(Your instructions):
Keep only the lines of the listing that include the word "Output", and copy them.

(Exercise materials):
===============
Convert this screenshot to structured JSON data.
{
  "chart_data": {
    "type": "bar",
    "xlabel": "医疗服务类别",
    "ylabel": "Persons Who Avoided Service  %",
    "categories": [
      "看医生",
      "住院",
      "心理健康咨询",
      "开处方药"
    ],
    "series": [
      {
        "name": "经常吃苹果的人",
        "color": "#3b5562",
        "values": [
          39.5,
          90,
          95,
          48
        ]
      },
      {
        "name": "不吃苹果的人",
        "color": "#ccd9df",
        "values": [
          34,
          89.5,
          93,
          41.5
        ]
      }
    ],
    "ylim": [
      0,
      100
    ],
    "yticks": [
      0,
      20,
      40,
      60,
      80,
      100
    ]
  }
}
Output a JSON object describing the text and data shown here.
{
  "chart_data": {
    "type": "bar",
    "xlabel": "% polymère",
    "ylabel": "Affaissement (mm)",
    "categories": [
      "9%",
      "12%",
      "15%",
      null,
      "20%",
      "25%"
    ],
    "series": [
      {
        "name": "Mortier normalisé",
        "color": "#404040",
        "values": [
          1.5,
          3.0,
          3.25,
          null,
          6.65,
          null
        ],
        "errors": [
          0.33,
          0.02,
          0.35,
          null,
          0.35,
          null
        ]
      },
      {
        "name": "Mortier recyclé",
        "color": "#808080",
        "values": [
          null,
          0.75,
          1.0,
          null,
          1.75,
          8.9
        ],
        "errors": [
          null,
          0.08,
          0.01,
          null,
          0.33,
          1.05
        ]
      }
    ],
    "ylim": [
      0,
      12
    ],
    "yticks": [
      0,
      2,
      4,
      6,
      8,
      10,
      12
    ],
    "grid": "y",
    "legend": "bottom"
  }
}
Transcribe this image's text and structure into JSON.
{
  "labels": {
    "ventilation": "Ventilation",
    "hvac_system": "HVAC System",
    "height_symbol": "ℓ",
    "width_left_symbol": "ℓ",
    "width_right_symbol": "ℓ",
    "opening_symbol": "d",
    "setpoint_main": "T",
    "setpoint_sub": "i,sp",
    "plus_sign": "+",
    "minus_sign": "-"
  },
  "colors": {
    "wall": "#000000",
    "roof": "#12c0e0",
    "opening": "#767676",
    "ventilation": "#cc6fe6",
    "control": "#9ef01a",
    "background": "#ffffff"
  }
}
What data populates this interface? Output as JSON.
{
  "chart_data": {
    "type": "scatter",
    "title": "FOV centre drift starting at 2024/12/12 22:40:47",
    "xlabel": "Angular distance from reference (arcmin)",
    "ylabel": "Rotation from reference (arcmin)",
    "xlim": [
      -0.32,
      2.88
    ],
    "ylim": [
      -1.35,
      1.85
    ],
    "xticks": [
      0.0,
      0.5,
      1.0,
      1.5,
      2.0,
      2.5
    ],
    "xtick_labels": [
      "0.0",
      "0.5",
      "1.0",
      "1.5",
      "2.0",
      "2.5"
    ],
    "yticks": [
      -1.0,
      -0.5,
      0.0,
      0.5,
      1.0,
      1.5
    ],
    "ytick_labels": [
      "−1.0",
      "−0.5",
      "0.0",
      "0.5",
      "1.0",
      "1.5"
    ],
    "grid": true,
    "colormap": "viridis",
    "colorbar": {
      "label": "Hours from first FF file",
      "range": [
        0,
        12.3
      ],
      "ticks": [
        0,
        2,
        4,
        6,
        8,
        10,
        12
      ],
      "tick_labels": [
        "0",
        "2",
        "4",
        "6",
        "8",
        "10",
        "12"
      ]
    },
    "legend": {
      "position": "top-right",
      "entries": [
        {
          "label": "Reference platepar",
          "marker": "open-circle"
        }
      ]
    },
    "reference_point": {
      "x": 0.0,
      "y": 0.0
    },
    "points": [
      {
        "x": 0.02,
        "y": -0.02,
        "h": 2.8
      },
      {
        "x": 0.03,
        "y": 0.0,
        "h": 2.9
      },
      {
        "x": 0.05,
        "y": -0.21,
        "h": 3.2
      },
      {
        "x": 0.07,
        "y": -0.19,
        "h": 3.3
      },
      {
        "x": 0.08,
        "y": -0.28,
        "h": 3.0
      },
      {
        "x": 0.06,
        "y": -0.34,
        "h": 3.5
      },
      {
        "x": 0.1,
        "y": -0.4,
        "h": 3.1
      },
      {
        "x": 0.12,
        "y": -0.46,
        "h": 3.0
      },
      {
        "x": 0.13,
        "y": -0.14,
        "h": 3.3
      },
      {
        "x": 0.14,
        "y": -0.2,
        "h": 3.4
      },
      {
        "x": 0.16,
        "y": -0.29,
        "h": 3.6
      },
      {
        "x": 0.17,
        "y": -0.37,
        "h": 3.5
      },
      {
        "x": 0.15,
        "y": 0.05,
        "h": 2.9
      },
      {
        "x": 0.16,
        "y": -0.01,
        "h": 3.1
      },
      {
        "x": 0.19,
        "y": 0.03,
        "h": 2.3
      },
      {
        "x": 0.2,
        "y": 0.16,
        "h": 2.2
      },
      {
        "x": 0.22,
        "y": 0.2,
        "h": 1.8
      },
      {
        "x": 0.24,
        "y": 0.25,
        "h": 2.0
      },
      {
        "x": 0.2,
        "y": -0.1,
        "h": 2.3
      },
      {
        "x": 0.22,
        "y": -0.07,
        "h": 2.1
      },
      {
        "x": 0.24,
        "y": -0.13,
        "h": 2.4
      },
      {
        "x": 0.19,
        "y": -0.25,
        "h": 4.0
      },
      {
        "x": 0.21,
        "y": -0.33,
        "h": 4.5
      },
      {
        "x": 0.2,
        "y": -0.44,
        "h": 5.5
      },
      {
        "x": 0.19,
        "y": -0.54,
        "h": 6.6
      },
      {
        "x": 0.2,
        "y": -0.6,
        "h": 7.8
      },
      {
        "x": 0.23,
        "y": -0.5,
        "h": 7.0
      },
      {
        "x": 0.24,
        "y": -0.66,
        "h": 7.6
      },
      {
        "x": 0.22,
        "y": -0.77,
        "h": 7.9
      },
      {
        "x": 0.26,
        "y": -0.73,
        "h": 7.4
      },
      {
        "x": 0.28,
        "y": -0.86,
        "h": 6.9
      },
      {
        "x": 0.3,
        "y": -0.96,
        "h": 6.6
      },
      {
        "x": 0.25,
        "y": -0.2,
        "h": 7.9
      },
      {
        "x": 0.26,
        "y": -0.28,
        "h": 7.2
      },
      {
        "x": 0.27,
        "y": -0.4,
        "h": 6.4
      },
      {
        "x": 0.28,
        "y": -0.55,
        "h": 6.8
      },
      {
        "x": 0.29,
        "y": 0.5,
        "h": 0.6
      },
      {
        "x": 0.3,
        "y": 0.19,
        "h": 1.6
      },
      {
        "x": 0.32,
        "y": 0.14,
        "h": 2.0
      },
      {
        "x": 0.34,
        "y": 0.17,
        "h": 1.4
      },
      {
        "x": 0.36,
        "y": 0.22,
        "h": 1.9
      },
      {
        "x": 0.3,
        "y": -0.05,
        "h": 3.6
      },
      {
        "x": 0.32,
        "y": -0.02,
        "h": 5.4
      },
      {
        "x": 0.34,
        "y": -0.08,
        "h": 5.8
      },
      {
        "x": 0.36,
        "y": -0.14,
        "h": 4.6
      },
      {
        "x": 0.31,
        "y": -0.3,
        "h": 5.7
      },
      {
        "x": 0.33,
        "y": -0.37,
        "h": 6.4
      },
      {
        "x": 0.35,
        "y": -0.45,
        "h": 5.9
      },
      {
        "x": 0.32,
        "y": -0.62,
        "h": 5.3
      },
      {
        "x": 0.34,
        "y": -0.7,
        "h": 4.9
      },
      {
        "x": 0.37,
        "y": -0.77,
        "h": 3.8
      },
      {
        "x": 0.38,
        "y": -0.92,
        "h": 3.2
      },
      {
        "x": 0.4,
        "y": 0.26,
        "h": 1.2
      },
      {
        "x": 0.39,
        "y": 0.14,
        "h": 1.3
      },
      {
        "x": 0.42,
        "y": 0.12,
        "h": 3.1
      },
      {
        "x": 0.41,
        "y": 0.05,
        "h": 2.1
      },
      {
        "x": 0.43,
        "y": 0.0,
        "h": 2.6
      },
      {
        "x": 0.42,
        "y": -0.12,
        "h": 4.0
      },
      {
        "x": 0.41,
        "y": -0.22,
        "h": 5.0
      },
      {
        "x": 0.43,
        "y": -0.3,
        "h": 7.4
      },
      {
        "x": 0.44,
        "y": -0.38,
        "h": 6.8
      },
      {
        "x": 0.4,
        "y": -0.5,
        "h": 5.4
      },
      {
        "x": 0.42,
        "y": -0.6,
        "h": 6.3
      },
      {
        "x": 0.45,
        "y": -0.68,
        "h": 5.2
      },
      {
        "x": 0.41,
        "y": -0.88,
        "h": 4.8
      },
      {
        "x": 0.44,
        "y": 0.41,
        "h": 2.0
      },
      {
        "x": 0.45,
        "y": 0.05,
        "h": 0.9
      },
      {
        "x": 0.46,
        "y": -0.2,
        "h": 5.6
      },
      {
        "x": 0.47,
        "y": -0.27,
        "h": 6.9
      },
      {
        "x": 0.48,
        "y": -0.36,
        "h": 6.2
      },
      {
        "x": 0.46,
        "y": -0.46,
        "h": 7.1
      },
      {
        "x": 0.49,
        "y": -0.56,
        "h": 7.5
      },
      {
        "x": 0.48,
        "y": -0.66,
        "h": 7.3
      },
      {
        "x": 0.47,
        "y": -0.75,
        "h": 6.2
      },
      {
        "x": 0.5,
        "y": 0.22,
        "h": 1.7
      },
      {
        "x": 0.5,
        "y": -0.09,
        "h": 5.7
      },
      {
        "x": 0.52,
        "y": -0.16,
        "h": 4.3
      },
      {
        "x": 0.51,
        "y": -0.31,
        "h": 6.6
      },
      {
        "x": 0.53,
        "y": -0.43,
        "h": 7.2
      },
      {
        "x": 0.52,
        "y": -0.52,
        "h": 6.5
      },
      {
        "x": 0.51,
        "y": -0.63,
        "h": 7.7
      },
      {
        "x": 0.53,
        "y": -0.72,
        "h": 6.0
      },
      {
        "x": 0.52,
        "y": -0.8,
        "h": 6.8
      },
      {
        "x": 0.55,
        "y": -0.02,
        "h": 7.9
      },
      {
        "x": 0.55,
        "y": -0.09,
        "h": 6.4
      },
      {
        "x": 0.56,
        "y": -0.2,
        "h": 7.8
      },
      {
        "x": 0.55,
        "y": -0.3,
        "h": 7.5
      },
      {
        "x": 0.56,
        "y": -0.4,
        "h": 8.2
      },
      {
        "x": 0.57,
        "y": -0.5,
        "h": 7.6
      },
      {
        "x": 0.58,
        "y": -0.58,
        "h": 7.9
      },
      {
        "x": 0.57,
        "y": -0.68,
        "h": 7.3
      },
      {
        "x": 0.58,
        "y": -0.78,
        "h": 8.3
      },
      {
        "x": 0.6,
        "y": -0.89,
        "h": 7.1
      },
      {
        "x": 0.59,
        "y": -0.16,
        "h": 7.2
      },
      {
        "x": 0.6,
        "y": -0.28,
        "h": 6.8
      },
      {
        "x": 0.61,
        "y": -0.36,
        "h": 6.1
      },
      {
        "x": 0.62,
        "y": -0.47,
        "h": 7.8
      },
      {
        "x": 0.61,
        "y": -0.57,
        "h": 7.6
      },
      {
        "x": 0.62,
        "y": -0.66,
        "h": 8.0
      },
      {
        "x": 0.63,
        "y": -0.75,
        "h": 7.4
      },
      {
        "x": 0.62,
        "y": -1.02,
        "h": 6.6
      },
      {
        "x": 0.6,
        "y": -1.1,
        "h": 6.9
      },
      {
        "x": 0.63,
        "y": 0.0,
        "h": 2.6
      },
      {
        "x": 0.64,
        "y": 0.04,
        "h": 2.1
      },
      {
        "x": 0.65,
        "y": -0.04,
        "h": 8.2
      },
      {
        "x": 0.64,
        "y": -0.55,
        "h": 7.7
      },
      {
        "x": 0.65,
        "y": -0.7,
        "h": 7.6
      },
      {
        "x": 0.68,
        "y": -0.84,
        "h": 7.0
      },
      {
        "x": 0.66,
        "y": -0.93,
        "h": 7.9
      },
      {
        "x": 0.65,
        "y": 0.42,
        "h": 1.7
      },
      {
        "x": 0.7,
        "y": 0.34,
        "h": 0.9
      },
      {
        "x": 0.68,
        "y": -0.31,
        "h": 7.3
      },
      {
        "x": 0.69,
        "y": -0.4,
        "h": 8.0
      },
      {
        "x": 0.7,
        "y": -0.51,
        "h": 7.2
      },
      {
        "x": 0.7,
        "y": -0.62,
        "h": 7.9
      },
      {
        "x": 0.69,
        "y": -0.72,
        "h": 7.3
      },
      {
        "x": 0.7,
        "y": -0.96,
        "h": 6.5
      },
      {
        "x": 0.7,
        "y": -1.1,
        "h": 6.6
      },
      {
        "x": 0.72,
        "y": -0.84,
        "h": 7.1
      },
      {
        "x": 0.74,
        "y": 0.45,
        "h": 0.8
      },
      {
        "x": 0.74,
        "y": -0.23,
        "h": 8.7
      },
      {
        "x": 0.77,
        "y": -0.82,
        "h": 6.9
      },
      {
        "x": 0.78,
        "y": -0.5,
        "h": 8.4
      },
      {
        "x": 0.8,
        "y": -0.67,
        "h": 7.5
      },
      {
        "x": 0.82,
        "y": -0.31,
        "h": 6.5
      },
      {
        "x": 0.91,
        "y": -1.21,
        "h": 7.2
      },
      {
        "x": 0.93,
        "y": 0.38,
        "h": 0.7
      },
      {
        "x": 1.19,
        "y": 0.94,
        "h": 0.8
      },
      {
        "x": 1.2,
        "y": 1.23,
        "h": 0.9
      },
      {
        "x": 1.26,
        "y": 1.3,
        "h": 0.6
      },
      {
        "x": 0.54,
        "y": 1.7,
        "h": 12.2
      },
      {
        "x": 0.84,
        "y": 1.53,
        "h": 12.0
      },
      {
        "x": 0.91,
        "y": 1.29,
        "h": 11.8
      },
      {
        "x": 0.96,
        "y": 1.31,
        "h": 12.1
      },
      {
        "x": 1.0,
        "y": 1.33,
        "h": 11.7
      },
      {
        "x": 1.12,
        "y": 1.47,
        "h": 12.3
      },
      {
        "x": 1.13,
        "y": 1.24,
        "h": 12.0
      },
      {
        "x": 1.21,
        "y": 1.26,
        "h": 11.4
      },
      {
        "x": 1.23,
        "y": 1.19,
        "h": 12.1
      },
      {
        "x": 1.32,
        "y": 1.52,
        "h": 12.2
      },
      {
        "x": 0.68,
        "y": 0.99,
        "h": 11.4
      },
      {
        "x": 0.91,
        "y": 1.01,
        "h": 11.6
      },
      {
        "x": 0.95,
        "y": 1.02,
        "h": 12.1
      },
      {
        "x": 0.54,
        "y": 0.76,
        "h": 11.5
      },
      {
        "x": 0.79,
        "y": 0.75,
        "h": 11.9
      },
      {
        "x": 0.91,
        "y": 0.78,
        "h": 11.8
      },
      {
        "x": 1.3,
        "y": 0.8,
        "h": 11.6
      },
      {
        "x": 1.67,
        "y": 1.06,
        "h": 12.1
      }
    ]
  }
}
===============
(Answer for the task):
Output a JSON object describing the text and data shown here.
What data populates this interface? Output as JSON.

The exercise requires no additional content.